• **CHALLENGE**: Find the line containing "Give me the", then print it and each following line through the end of the records, exactly and with nothing added; leave out any pictures.

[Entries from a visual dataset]
☆ ☆ ☆ ☆ ☆
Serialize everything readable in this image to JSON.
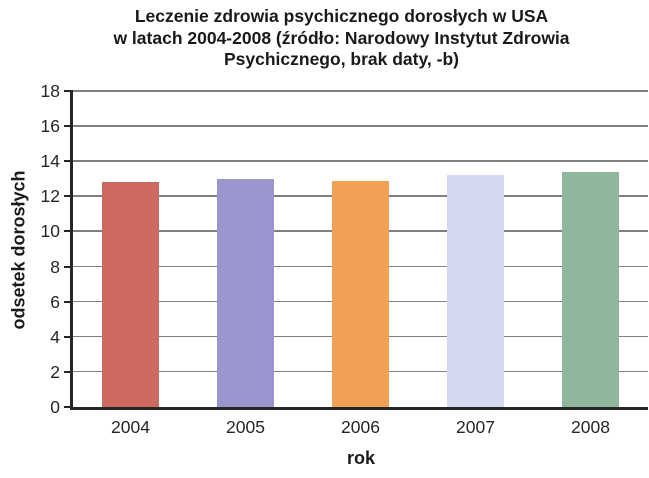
{
  "chart_data": {
    "type": "bar",
    "title": "Leczenie zdrowia psychicznego dorosłych w USA w latach 2004-2008 (źródło: Narodowy Instytut Zdrowia Psychicznego, brak daty, -b)",
    "title_lines": [
      "Leczenie zdrowia psychicznego dorosłych w USA",
      "w latach 2004-2008 (źródło: Narodowy Instytut Zdrowia",
      "Psychicznego, brak daty, -b)"
    ],
    "categories": [
      "2004",
      "2005",
      "2006",
      "2007",
      "2008"
    ],
    "values": [
      12.8,
      13.0,
      12.9,
      13.2,
      13.4
    ],
    "bar_colors": [
      "#cc6a62",
      "#9b95ce",
      "#f0a155",
      "#d3d9f0",
      "#8fb79b"
    ],
    "xlabel": "rok",
    "ylabel": "odsetek dorosłych",
    "ylim": [
      0,
      18
    ],
    "ytick_step": 2,
    "yticks": [
      0,
      2,
      4,
      6,
      8,
      10,
      12,
      14,
      16,
      18
    ],
    "grid": "horizontal",
    "legend": "none"
  },
  "colors": {
    "background": "#ffffff",
    "axis": "#262626",
    "gridline": "#808080",
    "text": "#262626"
  }
}
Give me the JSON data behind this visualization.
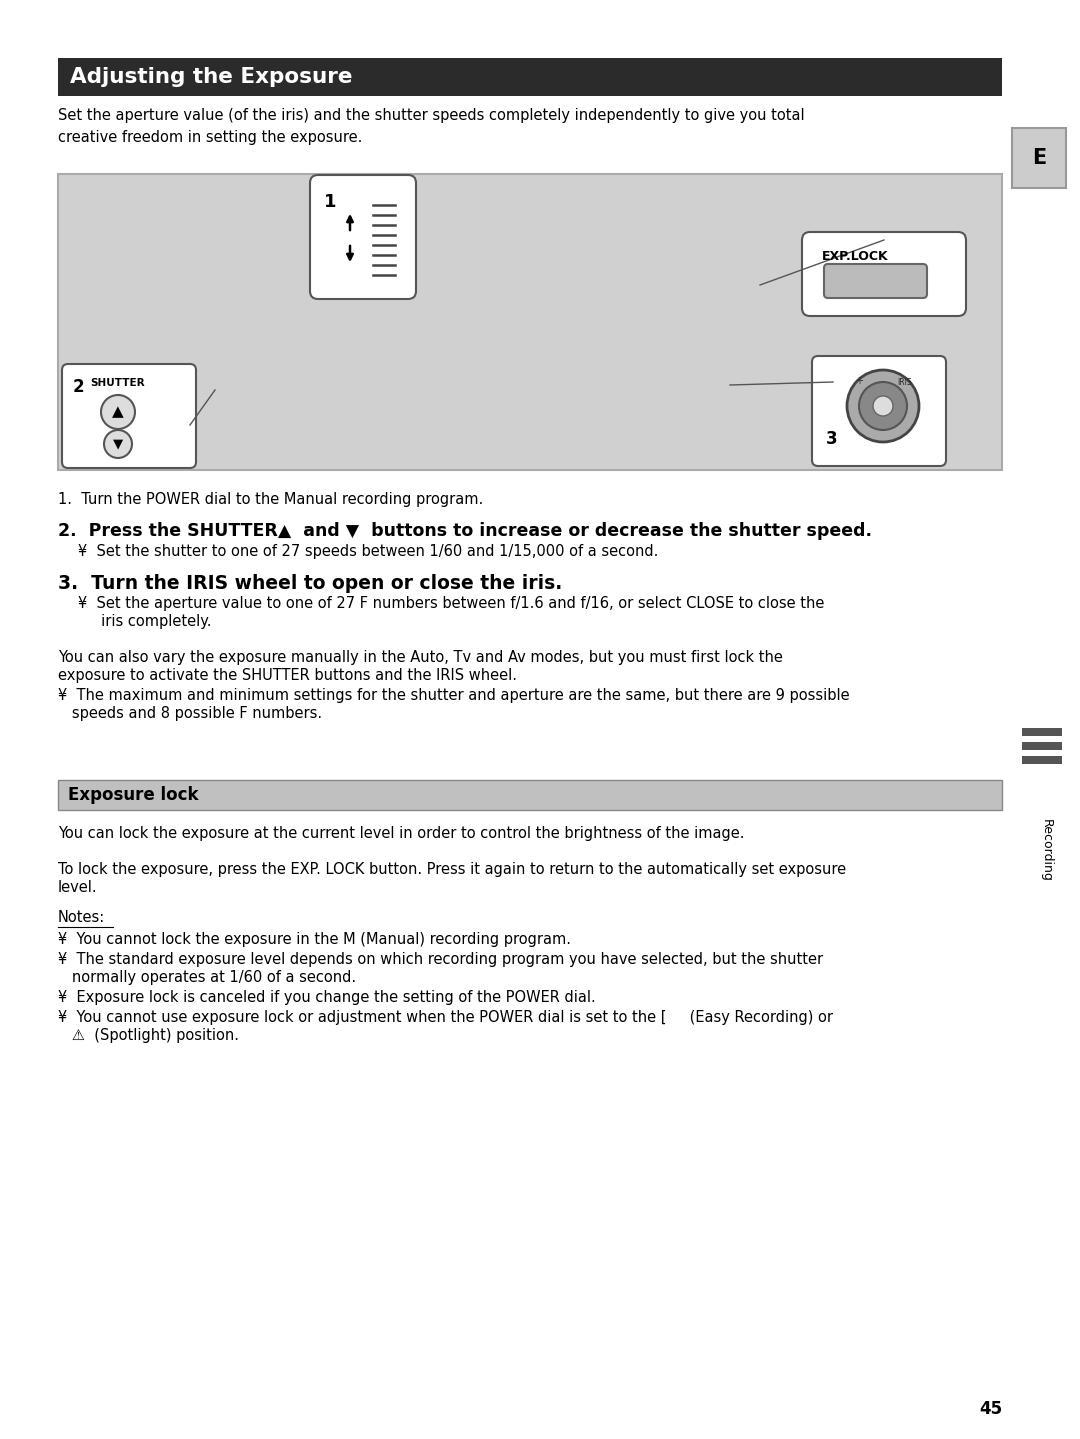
{
  "page_bg": "#ffffff",
  "title": "Adjusting the Exposure",
  "title_bg": "#2b2b2b",
  "title_color": "#ffffff",
  "tab_letter": "E",
  "tab_bg": "#cccccc",
  "section2_title": "Exposure lock",
  "section2_bg": "#c0c0c0",
  "intro_text": "Set the aperture value (of the iris) and the shutter speeds completely independently to give you total\ncreative freedom in setting the exposure.",
  "diagram_bg": "#d0d0d0",
  "step1": "1.  Turn the POWER dial to the Manual recording program.",
  "step2_bold": "2.  Press the SHUTTER▲  and ▼  buttons to increase or decrease the shutter speed.",
  "step2_sub": "¥  Set the shutter to one of 27 speeds between 1/60 and 1/15,000 of a second.",
  "step3_bold": "3.  Turn the IRIS wheel to open or close the iris.",
  "step3_sub1": "¥  Set the aperture value to one of 27 F numbers between f/1.6 and f/16, or select CLOSE to close the",
  "step3_sub2": "     iris completely.",
  "para1_line1": "You can also vary the exposure manually in the Auto, Tv and Av modes, but you must first lock the",
  "para1_line2": "exposure to activate the SHUTTER buttons and the IRIS wheel.",
  "para2": "¥  The maximum and minimum settings for the shutter and aperture are the same, but there are 9 possible",
  "para2b": "   speeds and 8 possible F numbers.",
  "exp_lock_intro": "You can lock the exposure at the current level in order to control the brightness of the image.",
  "exp_lock_para1": "To lock the exposure, press the EXP. LOCK button. Press it again to return to the automatically set exposure",
  "exp_lock_para2": "level.",
  "notes_title": "Notes:",
  "note1": "¥  You cannot lock the exposure in the M (Manual) recording program.",
  "note2a": "¥  The standard exposure level depends on which recording program you have selected, but the shutter",
  "note2b": "   normally operates at 1/60 of a second.",
  "note3": "¥  Exposure lock is canceled if you change the setting of the POWER dial.",
  "note4": "¥  You cannot use exposure lock or adjustment when the POWER dial is set to the [     (Easy Recording) or",
  "note4b": "   ⚠  (Spotlight) position.",
  "page_number": "45",
  "recording_text": "Recording"
}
☆ ☆ ☆ ☆ ☆
• **ANSWER TO THIS TASK**:
Give me the JSON data behind this visualization.
{
  "page_bg": "#ffffff",
  "title": "Adjusting the Exposure",
  "title_bg": "#2b2b2b",
  "title_color": "#ffffff",
  "tab_letter": "E",
  "tab_bg": "#cccccc",
  "section2_title": "Exposure lock",
  "section2_bg": "#c0c0c0",
  "intro_text": "Set the aperture value (of the iris) and the shutter speeds completely independently to give you total\ncreative freedom in setting the exposure.",
  "diagram_bg": "#d0d0d0",
  "step1": "1.  Turn the POWER dial to the Manual recording program.",
  "step2_bold": "2.  Press the SHUTTER▲  and ▼  buttons to increase or decrease the shutter speed.",
  "step2_sub": "¥  Set the shutter to one of 27 speeds between 1/60 and 1/15,000 of a second.",
  "step3_bold": "3.  Turn the IRIS wheel to open or close the iris.",
  "step3_sub1": "¥  Set the aperture value to one of 27 F numbers between f/1.6 and f/16, or select CLOSE to close the",
  "step3_sub2": "     iris completely.",
  "para1_line1": "You can also vary the exposure manually in the Auto, Tv and Av modes, but you must first lock the",
  "para1_line2": "exposure to activate the SHUTTER buttons and the IRIS wheel.",
  "para2": "¥  The maximum and minimum settings for the shutter and aperture are the same, but there are 9 possible",
  "para2b": "   speeds and 8 possible F numbers.",
  "exp_lock_intro": "You can lock the exposure at the current level in order to control the brightness of the image.",
  "exp_lock_para1": "To lock the exposure, press the EXP. LOCK button. Press it again to return to the automatically set exposure",
  "exp_lock_para2": "level.",
  "notes_title": "Notes:",
  "note1": "¥  You cannot lock the exposure in the M (Manual) recording program.",
  "note2a": "¥  The standard exposure level depends on which recording program you have selected, but the shutter",
  "note2b": "   normally operates at 1/60 of a second.",
  "note3": "¥  Exposure lock is canceled if you change the setting of the POWER dial.",
  "note4": "¥  You cannot use exposure lock or adjustment when the POWER dial is set to the [     (Easy Recording) or",
  "note4b": "   ⚠  (Spotlight) position.",
  "page_number": "45",
  "recording_text": "Recording"
}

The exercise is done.